Write out the whole listing, matching it exactly.

BEGIN Given data

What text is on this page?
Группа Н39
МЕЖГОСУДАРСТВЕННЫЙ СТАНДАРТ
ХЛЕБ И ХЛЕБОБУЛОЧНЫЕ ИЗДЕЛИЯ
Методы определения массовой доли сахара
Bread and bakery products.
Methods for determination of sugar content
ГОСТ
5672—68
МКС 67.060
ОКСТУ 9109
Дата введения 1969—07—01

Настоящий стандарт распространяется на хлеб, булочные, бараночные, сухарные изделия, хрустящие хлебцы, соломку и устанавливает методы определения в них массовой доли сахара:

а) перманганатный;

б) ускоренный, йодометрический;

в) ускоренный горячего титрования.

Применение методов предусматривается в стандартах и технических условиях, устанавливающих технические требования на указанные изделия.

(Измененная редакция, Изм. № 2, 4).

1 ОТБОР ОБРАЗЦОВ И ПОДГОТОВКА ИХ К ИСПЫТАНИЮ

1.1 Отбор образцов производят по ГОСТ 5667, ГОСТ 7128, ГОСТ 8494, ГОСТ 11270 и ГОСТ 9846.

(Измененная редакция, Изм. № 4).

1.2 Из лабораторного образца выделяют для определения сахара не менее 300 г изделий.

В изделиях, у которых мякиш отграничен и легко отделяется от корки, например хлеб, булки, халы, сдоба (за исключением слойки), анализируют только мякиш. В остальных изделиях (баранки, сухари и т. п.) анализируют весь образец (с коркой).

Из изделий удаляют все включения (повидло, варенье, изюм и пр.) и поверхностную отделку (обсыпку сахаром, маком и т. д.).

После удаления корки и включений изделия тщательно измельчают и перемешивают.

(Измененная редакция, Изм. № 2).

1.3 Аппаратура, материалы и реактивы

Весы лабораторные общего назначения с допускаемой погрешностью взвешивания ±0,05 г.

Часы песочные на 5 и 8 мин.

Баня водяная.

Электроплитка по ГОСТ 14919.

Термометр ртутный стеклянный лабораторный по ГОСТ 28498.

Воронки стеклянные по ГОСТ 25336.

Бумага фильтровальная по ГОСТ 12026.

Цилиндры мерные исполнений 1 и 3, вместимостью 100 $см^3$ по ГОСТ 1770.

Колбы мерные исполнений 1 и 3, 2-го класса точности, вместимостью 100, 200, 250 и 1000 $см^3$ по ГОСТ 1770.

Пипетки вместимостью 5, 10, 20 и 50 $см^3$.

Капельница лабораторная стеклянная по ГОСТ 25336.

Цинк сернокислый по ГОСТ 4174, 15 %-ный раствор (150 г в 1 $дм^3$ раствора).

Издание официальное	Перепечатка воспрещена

END Given data

— Answer to the exercise —
What text is on this page?
Группа Н39
МЕЖГОСУДАРСТВЕННЫЙ СТАНДАРТ
ХЛЕБ И ХЛЕБОБУЛОЧНЫЕ ИЗДЕЛИЯ
Методы определения массовой доли сахара
Bread and bakery products.
Methods for determination of sugar content
ГОСТ
5672—68
МКС 67.060
ОКСТУ 9109
Дата введения 1969—07—01

Настоящий стандарт распространяется на хлеб, булочные, бараночные, сухарные изделия, хрустящие хлебцы, соломку и устанавливает методы определения в них массовой доли сахара:

а) перманганатный;

б) ускоренный, йодометрический;

в) ускоренный горячего титрования.

Применение методов предусматривается в стандартах и технических условиях, устанавливающих технические требования на указанные изделия.

(Измененная редакция, Изм. № 2, 4).

1 ОТБОР ОБРАЗЦОВ И ПОДГОТОВКА ИХ К ИСПЫТАНИЮ

1.1 Отбор образцов производят по ГОСТ 5667, ГОСТ 7128, ГОСТ 8494, ГОСТ 11270 и ГОСТ 9846.

(Измененная редакция, Изм. № 4).

1.2 Из лабораторного образца выделяют для определения сахара не менее 300 г изделий.

В изделиях, у которых мякиш отграничен и легко отделяется от корки, например хлеб, булки, халы, сдоба (за исключением слойки), анализируют только мякиш. В остальных изделиях (баранки, сухари и т. п.) анализируют весь образец (с коркой).

Из изделий удаляют все включения (повидло, варенье, изюм и пр.) и поверхностную отделку (обсыпку сахаром, маком и т. д.).

После удаления корки и включений изделия тщательно измельчают и перемешивают.

(Измененная редакция, Изм. № 2).

1.3 Аппаратура, материалы и реактивы

Весы лабораторные общего назначения с допускаемой погрешностью взвешивания ±0,05 г.

Часы песочные на 5 и 8 мин.

Баня водяная.

Электроплитка по ГОСТ 14919.

Термометр ртутный стеклянный лабораторный по ГОСТ 28498.

Воронки стеклянные по ГОСТ 25336.

Бумага фильтровальная по ГОСТ 12026.

Цилиндры мерные исполнений 1 и 3, вместимостью 100 $см^3$ по ГОСТ 1770.

Колбы мерные исполнений 1 и 3, 2-го класса точности, вместимостью 100, 200, 250 и 1000 $см^3$ по ГОСТ 1770.

Пипетки вместимостью 5, 10, 20 и 50 $см^3$.

Капельница лабораторная стеклянная по ГОСТ 25336.

Цинк сернокислый по ГОСТ 4174, 15 %-ный раствор (150 г в 1 $дм^3$ раствора).

Издание официальное	Перепечатка воспрещена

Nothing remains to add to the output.